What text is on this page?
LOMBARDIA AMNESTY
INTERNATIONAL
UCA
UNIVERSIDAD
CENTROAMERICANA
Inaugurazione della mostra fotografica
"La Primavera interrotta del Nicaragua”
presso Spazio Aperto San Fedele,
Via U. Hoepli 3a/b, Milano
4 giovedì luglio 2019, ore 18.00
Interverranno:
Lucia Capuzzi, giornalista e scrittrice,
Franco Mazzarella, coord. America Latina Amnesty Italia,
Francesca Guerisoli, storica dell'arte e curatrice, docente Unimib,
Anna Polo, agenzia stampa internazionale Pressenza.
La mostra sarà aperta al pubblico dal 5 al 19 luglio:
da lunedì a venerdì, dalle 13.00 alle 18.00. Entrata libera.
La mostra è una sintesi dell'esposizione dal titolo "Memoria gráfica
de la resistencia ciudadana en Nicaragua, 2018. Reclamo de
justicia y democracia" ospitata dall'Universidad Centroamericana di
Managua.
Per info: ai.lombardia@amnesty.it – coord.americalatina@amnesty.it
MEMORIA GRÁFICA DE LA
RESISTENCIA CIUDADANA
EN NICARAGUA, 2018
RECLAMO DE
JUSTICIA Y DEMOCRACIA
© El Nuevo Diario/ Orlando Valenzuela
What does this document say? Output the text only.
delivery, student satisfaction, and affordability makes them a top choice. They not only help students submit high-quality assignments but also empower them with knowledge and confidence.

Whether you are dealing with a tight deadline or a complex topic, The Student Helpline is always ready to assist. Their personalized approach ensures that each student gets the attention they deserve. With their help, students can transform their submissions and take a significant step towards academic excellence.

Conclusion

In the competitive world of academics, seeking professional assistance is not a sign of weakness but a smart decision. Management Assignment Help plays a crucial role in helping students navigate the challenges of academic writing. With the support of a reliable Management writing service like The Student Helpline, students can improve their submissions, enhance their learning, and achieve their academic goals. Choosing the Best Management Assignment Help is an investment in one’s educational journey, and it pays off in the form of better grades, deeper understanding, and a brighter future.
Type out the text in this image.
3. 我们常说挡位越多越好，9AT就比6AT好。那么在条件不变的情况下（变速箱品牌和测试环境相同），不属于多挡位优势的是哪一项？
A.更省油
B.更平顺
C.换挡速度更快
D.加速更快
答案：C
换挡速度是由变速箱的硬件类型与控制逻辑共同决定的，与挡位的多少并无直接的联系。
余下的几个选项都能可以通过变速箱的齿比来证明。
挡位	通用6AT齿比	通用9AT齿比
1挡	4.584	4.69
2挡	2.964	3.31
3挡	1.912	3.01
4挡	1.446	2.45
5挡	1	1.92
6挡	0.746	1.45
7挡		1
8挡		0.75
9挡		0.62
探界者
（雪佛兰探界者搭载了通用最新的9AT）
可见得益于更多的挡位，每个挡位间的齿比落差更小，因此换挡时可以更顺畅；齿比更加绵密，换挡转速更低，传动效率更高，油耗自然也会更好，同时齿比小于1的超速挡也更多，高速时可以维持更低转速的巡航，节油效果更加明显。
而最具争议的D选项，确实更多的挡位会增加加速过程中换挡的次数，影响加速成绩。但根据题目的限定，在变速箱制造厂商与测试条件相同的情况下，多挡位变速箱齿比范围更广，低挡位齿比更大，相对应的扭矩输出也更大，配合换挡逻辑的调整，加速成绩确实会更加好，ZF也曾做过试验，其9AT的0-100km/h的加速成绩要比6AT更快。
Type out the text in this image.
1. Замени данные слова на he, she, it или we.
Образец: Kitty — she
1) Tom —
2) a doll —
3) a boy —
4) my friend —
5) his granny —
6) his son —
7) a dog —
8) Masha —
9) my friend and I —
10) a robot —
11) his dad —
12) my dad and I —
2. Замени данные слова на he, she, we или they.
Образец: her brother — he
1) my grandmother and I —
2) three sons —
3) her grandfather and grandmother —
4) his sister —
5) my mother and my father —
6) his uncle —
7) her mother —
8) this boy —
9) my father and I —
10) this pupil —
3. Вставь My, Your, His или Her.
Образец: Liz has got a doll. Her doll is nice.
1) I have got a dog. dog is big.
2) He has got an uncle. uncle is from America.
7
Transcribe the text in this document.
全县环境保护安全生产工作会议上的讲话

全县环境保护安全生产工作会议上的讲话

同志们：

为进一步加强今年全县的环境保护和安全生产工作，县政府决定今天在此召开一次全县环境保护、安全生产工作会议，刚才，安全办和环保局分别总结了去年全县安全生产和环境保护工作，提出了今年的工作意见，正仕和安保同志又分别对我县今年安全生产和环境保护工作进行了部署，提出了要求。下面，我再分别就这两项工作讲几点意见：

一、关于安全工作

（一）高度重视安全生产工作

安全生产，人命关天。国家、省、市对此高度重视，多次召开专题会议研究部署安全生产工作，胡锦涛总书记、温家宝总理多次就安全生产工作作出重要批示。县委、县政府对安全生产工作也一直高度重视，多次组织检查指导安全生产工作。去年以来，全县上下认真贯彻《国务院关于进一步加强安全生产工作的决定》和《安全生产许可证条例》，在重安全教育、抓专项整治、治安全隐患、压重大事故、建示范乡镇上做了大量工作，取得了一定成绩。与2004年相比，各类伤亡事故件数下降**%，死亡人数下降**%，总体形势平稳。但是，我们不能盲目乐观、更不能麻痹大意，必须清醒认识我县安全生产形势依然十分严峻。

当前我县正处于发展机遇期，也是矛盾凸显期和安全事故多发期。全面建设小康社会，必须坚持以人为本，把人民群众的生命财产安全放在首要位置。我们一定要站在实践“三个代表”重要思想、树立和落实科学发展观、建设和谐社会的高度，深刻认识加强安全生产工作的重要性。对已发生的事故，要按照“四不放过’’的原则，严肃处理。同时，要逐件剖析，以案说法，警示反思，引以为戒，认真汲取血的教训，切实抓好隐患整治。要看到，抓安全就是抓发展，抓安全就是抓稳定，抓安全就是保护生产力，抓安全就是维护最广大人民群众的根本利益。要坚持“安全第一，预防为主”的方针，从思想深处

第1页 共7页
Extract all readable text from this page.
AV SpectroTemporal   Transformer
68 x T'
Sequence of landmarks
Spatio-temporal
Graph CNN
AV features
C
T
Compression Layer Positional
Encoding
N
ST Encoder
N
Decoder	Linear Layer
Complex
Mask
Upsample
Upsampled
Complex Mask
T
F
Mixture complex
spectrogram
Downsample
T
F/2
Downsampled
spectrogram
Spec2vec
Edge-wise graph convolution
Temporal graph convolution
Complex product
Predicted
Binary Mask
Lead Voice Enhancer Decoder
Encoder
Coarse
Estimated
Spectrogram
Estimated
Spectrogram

Task objective –
Scan the material for lines with the word "document", and copy each line you find.

Result –
What does this document say? Output the text only.
Transcribe the text in this document.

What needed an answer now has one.